Stored data entries:
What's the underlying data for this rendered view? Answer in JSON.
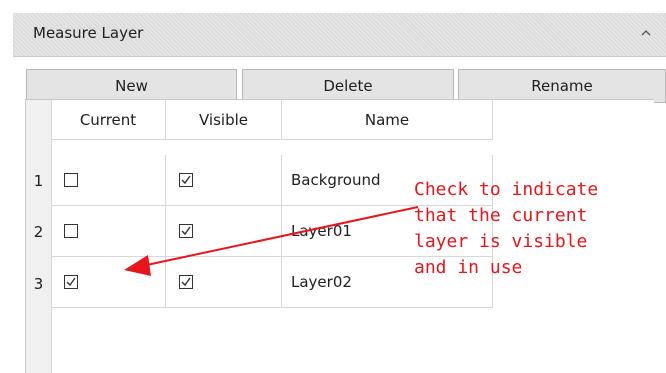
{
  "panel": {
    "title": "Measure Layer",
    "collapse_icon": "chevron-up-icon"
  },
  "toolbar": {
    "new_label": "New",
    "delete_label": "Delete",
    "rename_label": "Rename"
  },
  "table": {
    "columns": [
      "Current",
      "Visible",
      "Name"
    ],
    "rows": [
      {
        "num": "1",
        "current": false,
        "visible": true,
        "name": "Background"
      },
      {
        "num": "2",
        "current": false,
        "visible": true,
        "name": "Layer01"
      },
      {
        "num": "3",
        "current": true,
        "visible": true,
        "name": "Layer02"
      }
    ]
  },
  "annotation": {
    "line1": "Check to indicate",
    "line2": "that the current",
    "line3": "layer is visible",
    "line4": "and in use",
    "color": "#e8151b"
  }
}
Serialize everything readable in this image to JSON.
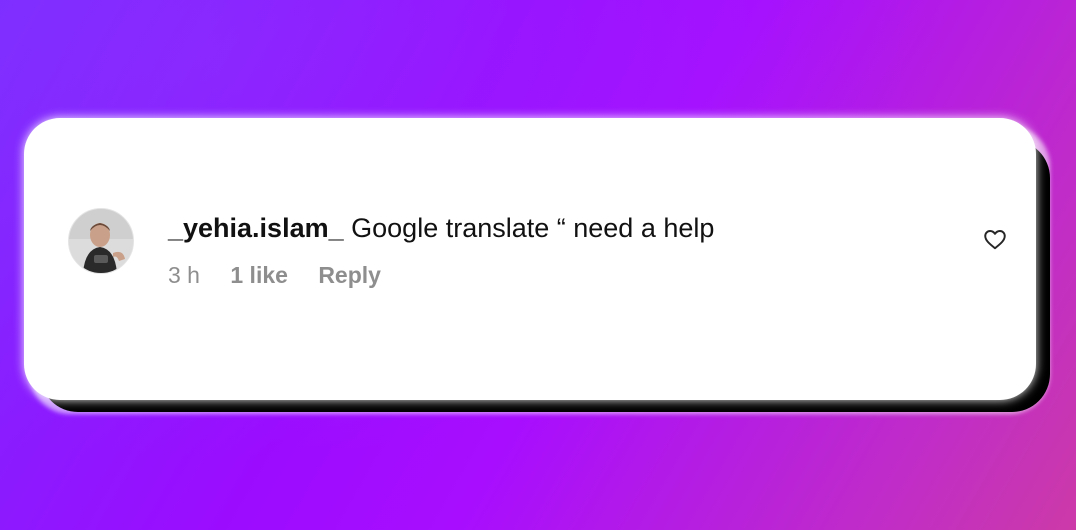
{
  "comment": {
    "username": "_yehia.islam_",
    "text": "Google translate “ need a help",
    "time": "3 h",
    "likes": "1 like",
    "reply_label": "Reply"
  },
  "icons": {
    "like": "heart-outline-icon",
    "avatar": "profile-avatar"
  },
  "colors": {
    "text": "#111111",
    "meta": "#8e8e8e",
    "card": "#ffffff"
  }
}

◆ TASK:
Extract the run of lines beginning with the line that holds "Serialize everything readable" and ending at the last line of the data, inclusive. Exclude any pictures from the copy.

◆ PROBLEM SOLUTION:
Serialize everything readable in this image to JSON.
{
  "comment": {
    "username": "_yehia.islam_",
    "text": "Google translate “ need a help",
    "time": "3 h",
    "likes": "1 like",
    "reply_label": "Reply"
  },
  "icons": {
    "like": "heart-outline-icon",
    "avatar": "profile-avatar"
  },
  "colors": {
    "text": "#111111",
    "meta": "#8e8e8e",
    "card": "#ffffff"
  }
}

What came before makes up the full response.